**Task to complete:** Copy every line from the data below in which the string "Elevation" can be found.

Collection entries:
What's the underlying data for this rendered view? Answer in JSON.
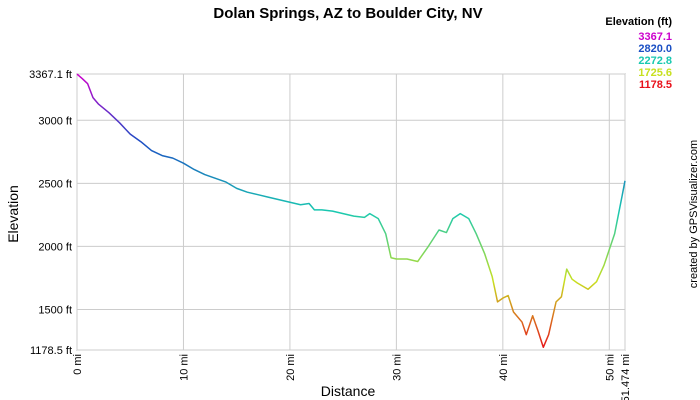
{
  "chart_data": {
    "type": "line",
    "title": "Dolan Springs, AZ to Boulder City, NV",
    "x_label": "Distance",
    "y_label": "Elevation",
    "credit": "created by GPSVisualizer.com",
    "legend": {
      "title": "Elevation (ft)",
      "labels": [
        "3367.1",
        "2820.0",
        "2272.8",
        "1725.6",
        "1178.5"
      ],
      "colors": [
        "#cc00cc",
        "#1a4fc4",
        "#19c9b0",
        "#c8e020",
        "#e8101a"
      ]
    },
    "grid": true,
    "xlim": [
      0,
      51.474
    ],
    "ylim": [
      1178.5,
      3367.1
    ],
    "xticks": [
      {
        "value": 0,
        "label": "0 mi"
      },
      {
        "value": 10,
        "label": "10 mi"
      },
      {
        "value": 20,
        "label": "20 mi"
      },
      {
        "value": 30,
        "label": "30 mi"
      },
      {
        "value": 40,
        "label": "40 mi"
      },
      {
        "value": 50,
        "label": "50 mi"
      },
      {
        "value": 51.474,
        "label": "51.474 mi"
      }
    ],
    "yticks": [
      {
        "value": 1178.5,
        "label": "1178.5 ft"
      },
      {
        "value": 1500,
        "label": "1500 ft"
      },
      {
        "value": 2000,
        "label": "2000 ft"
      },
      {
        "value": 2500,
        "label": "2500 ft"
      },
      {
        "value": 3000,
        "label": "3000 ft"
      },
      {
        "value": 3367.1,
        "label": "3367.1 ft"
      }
    ],
    "x": [
      0,
      0.5,
      1,
      1.5,
      2,
      3,
      4,
      5,
      6,
      7,
      8,
      9,
      10,
      11,
      12,
      13,
      14,
      15,
      16,
      17,
      18,
      19,
      20,
      21,
      21.8,
      22.3,
      23,
      24,
      25,
      26,
      27,
      27.5,
      28.3,
      29,
      29.5,
      30,
      31,
      32,
      33,
      34,
      34.7,
      35.3,
      36,
      36.8,
      37.5,
      38.3,
      39,
      39.5,
      40,
      40.5,
      41,
      41.8,
      42.2,
      42.8,
      43.3,
      43.8,
      44.3,
      45,
      45.5,
      46,
      46.5,
      47,
      48,
      48.8,
      49.5,
      50.5,
      51.2,
      51.474
    ],
    "series": [
      {
        "name": "Elevation",
        "values": [
          3367,
          3330,
          3290,
          3180,
          3130,
          3060,
          2980,
          2890,
          2830,
          2760,
          2720,
          2700,
          2660,
          2610,
          2570,
          2540,
          2510,
          2460,
          2430,
          2410,
          2390,
          2370,
          2350,
          2330,
          2340,
          2290,
          2290,
          2280,
          2260,
          2240,
          2230,
          2260,
          2220,
          2100,
          1910,
          1900,
          1900,
          1880,
          2000,
          2130,
          2110,
          2220,
          2260,
          2220,
          2100,
          1940,
          1760,
          1560,
          1590,
          1610,
          1480,
          1400,
          1300,
          1450,
          1330,
          1200,
          1300,
          1560,
          1600,
          1820,
          1740,
          1710,
          1660,
          1720,
          1850,
          2100,
          2400,
          2520
        ]
      }
    ]
  }
}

**Solution to this problem:**
    "y_label": "Elevation",
      "title": "Elevation (ft)",
        "name": "Elevation",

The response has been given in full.